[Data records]
※ ※ ※
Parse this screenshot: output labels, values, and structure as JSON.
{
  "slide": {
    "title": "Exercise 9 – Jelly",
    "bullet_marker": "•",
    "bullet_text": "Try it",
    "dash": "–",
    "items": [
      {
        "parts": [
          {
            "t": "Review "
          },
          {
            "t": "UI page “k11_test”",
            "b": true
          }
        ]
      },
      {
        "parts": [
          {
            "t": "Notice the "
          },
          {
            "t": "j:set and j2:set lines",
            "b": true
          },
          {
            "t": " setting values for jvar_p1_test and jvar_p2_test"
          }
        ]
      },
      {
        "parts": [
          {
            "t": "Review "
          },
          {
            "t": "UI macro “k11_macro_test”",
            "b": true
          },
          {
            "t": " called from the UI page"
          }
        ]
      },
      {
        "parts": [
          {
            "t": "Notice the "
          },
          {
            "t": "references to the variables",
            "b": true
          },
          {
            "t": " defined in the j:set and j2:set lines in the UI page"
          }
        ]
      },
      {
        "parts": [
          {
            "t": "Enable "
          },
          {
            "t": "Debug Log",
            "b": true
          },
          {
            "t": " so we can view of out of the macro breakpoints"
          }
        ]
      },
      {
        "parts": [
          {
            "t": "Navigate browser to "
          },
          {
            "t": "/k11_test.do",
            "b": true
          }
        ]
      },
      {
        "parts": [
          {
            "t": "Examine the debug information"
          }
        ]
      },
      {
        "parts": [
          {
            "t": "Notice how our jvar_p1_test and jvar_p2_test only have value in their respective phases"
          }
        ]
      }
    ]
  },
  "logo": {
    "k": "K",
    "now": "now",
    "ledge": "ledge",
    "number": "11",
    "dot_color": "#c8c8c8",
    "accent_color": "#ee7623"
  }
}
※ ※ ※
### [Work to do]
Exactly as shown above, return every record.

### [Result of this exercise]
Parse this screenshot: output labels, values, and structure as JSON.
{
  "slide": {
    "title": "Exercise 9 – Jelly",
    "bullet_marker": "•",
    "bullet_text": "Try it",
    "dash": "–",
    "items": [
      {
        "parts": [
          {
            "t": "Review "
          },
          {
            "t": "UI page “k11_test”",
            "b": true
          }
        ]
      },
      {
        "parts": [
          {
            "t": "Notice the "
          },
          {
            "t": "j:set and j2:set lines",
            "b": true
          },
          {
            "t": " setting values for jvar_p1_test and jvar_p2_test"
          }
        ]
      },
      {
        "parts": [
          {
            "t": "Review "
          },
          {
            "t": "UI macro “k11_macro_test”",
            "b": true
          },
          {
            "t": " called from the UI page"
          }
        ]
      },
      {
        "parts": [
          {
            "t": "Notice the "
          },
          {
            "t": "references to the variables",
            "b": true
          },
          {
            "t": " defined in the j:set and j2:set lines in the UI page"
          }
        ]
      },
      {
        "parts": [
          {
            "t": "Enable "
          },
          {
            "t": "Debug Log",
            "b": true
          },
          {
            "t": " so we can view of out of the macro breakpoints"
          }
        ]
      },
      {
        "parts": [
          {
            "t": "Navigate browser to "
          },
          {
            "t": "/k11_test.do",
            "b": true
          }
        ]
      },
      {
        "parts": [
          {
            "t": "Examine the debug information"
          }
        ]
      },
      {
        "parts": [
          {
            "t": "Notice how our jvar_p1_test and jvar_p2_test only have value in their respective phases"
          }
        ]
      }
    ]
  },
  "logo": {
    "k": "K",
    "now": "now",
    "ledge": "ledge",
    "number": "11",
    "dot_color": "#c8c8c8",
    "accent_color": "#ee7623"
  }
}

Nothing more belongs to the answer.